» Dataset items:
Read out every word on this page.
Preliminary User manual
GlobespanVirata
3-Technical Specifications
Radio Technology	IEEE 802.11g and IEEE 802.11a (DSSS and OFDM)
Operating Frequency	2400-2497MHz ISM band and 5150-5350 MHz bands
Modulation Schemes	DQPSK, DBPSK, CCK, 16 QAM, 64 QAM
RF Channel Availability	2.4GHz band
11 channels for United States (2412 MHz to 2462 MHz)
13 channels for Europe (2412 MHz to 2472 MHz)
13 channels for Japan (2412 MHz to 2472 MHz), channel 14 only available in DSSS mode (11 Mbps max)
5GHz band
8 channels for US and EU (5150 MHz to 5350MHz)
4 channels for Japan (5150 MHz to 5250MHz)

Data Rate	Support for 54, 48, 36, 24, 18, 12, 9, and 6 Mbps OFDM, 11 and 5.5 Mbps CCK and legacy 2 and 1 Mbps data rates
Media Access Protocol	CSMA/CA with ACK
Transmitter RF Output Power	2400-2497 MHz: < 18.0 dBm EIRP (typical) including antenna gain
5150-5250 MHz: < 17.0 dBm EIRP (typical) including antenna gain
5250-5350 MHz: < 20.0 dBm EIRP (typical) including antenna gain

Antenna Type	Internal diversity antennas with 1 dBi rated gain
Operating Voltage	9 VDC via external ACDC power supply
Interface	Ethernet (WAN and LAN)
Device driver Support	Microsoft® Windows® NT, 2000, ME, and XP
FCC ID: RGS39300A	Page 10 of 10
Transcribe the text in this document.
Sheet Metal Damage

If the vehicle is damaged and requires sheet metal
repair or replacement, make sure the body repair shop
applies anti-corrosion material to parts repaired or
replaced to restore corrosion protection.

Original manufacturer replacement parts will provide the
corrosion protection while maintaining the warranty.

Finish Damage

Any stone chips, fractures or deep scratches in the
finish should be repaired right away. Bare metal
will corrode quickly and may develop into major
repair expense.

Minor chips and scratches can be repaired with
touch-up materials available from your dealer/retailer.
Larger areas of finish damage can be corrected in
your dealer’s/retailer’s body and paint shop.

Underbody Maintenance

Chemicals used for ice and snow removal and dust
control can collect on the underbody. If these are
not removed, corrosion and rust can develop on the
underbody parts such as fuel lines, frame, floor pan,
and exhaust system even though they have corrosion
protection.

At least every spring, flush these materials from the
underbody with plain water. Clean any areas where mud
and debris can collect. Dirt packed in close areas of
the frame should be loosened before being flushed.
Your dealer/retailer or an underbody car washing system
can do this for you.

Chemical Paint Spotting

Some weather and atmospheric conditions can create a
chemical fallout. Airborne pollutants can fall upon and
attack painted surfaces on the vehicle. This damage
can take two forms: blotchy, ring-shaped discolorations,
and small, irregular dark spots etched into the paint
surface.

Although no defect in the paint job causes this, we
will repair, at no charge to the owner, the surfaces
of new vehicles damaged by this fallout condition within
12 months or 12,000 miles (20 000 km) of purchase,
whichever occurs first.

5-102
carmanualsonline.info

» Work to be completed: Of the lines above, copy each that contains "shop".

» Result for this exercise:
repair or replacement, make sure the body repair shop
your dealer’s/retailer’s body and paint shop.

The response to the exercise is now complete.